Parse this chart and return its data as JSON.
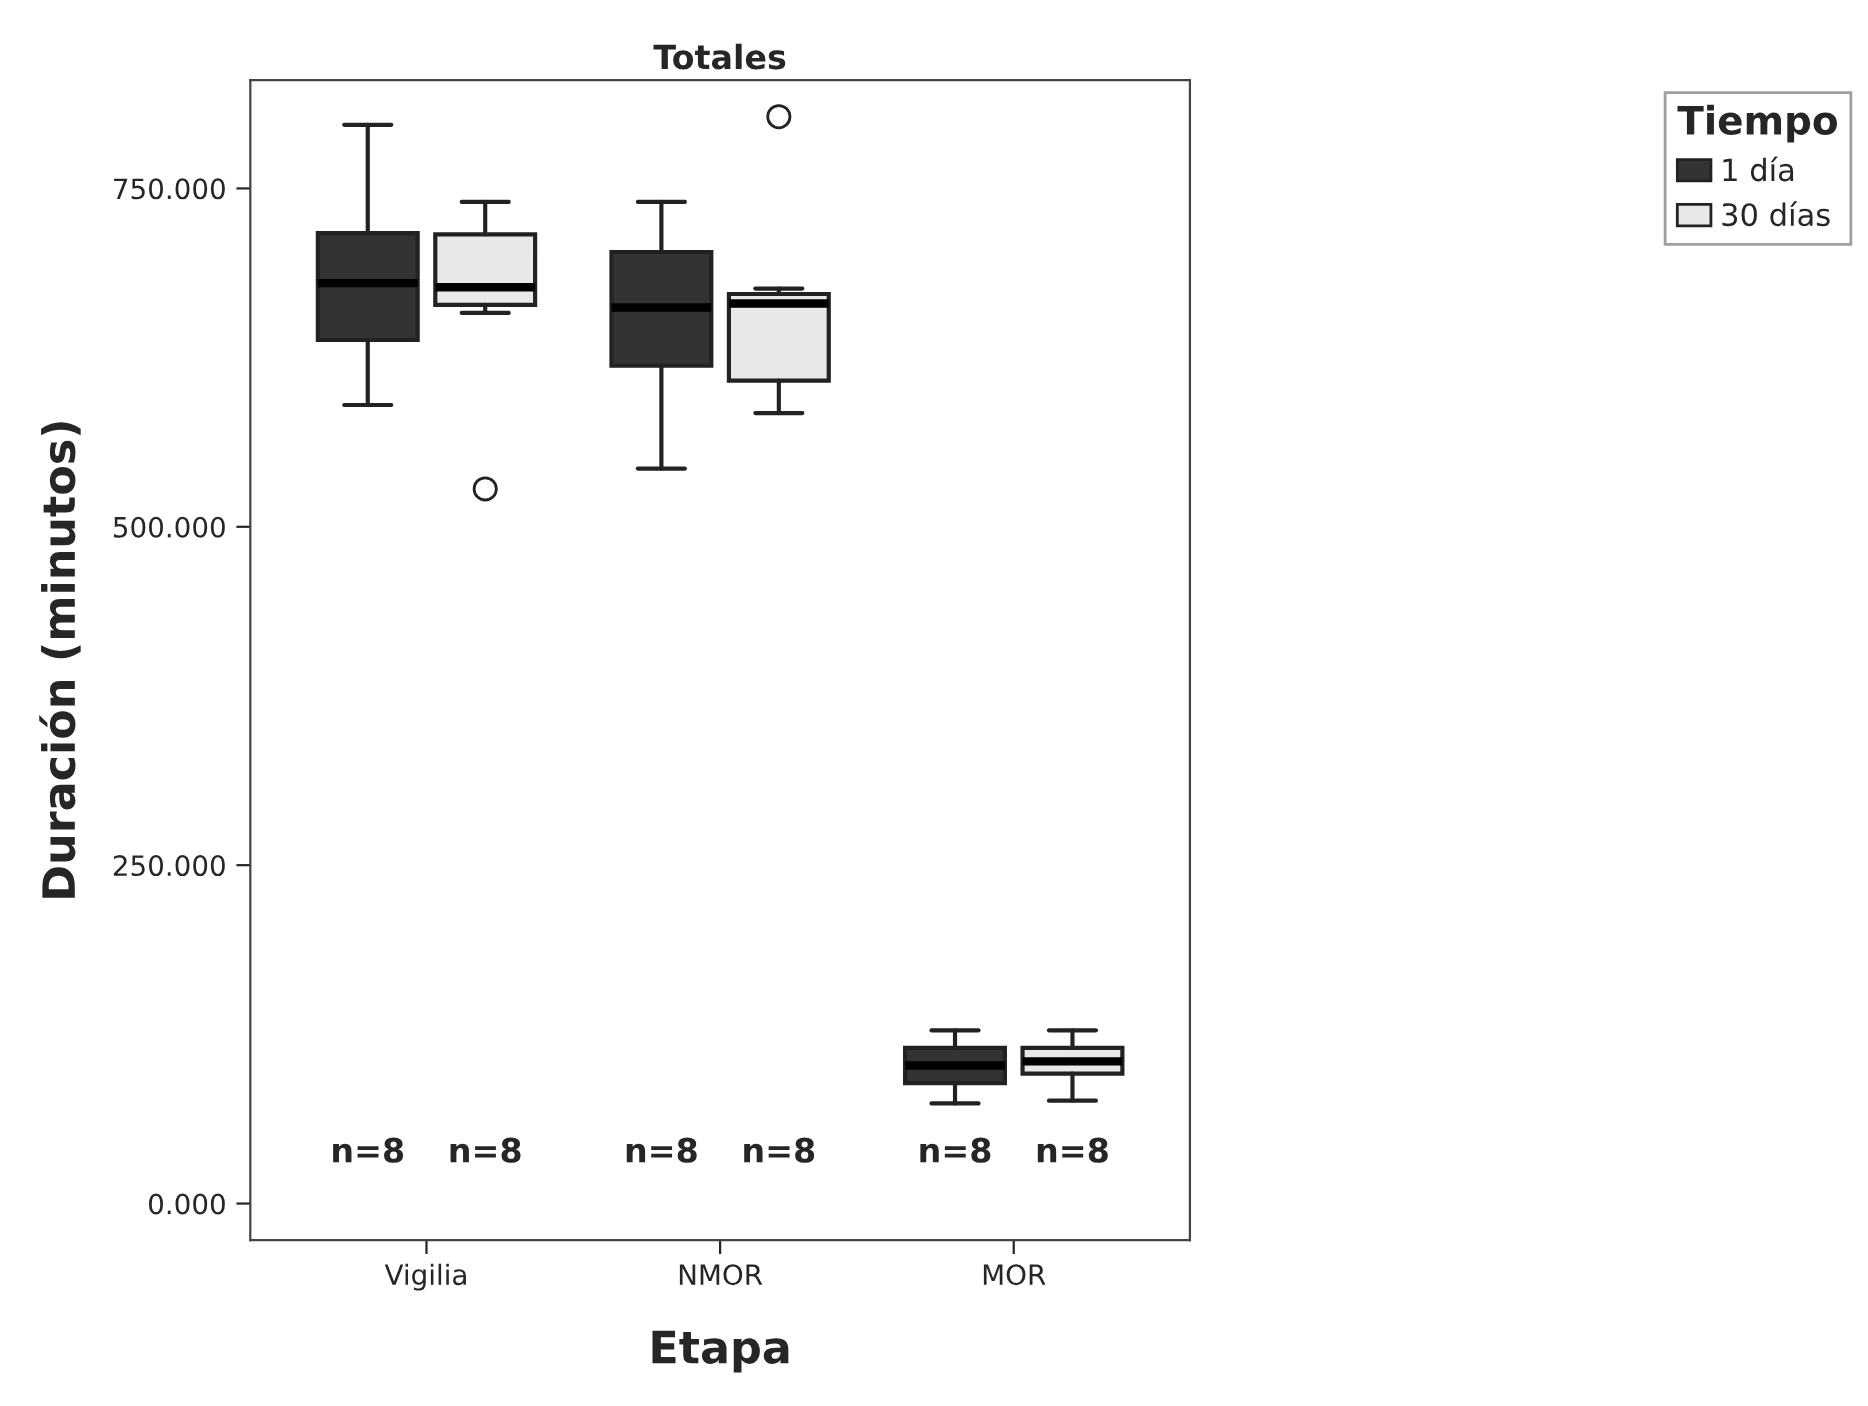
{
  "chart_data": {
    "type": "box",
    "title": "Totales",
    "xlabel": "Etapa",
    "ylabel": "Duración (minutos)",
    "legend_title": "Tiempo",
    "categories": [
      "Vigilia",
      "NMOR",
      "MOR"
    ],
    "series": [
      {
        "name": "1 día",
        "color": "#333333",
        "boxes": [
          {
            "low": 590,
            "q1": 638,
            "median": 680,
            "q3": 717,
            "high": 797
          },
          {
            "low": 543,
            "q1": 619,
            "median": 662,
            "q3": 703,
            "high": 740
          },
          {
            "low": 74,
            "q1": 89,
            "median": 102,
            "q3": 115,
            "high": 128
          }
        ]
      },
      {
        "name": "30 días",
        "color": "#e8e8e8",
        "boxes": [
          {
            "low": 658,
            "q1": 664,
            "median": 677,
            "q3": 716,
            "high": 740,
            "outliers": [
              528
            ]
          },
          {
            "low": 584,
            "q1": 608,
            "median": 665,
            "q3": 672,
            "high": 676,
            "outliers": [
              803
            ]
          },
          {
            "low": 76,
            "q1": 96,
            "median": 105,
            "q3": 115,
            "high": 128
          }
        ]
      }
    ],
    "ylim": [
      -27,
      830
    ],
    "yticks": [
      {
        "value": 0,
        "label": "0.000"
      },
      {
        "value": 250,
        "label": "250.000"
      },
      {
        "value": 500,
        "label": "500.000"
      },
      {
        "value": 750,
        "label": "750.000"
      }
    ],
    "grid": false,
    "legend": "top right",
    "annotations": [
      "n=8",
      "n=8",
      "n=8",
      "n=8",
      "n=8",
      "n=8"
    ]
  }
}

• **What the exercise asks**
Omit the pictures. Transcribe every record exactly.

• **Problem solution**
Parse this chart and return its data as JSON.
{
  "chart_data": {
    "type": "box",
    "title": "Totales",
    "xlabel": "Etapa",
    "ylabel": "Duración (minutos)",
    "legend_title": "Tiempo",
    "categories": [
      "Vigilia",
      "NMOR",
      "MOR"
    ],
    "series": [
      {
        "name": "1 día",
        "color": "#333333",
        "boxes": [
          {
            "low": 590,
            "q1": 638,
            "median": 680,
            "q3": 717,
            "high": 797
          },
          {
            "low": 543,
            "q1": 619,
            "median": 662,
            "q3": 703,
            "high": 740
          },
          {
            "low": 74,
            "q1": 89,
            "median": 102,
            "q3": 115,
            "high": 128
          }
        ]
      },
      {
        "name": "30 días",
        "color": "#e8e8e8",
        "boxes": [
          {
            "low": 658,
            "q1": 664,
            "median": 677,
            "q3": 716,
            "high": 740,
            "outliers": [
              528
            ]
          },
          {
            "low": 584,
            "q1": 608,
            "median": 665,
            "q3": 672,
            "high": 676,
            "outliers": [
              803
            ]
          },
          {
            "low": 76,
            "q1": 96,
            "median": 105,
            "q3": 115,
            "high": 128
          }
        ]
      }
    ],
    "ylim": [
      -27,
      830
    ],
    "yticks": [
      {
        "value": 0,
        "label": "0.000"
      },
      {
        "value": 250,
        "label": "250.000"
      },
      {
        "value": 500,
        "label": "500.000"
      },
      {
        "value": 750,
        "label": "750.000"
      }
    ],
    "grid": false,
    "legend": "top right",
    "annotations": [
      "n=8",
      "n=8",
      "n=8",
      "n=8",
      "n=8",
      "n=8"
    ]
  }
}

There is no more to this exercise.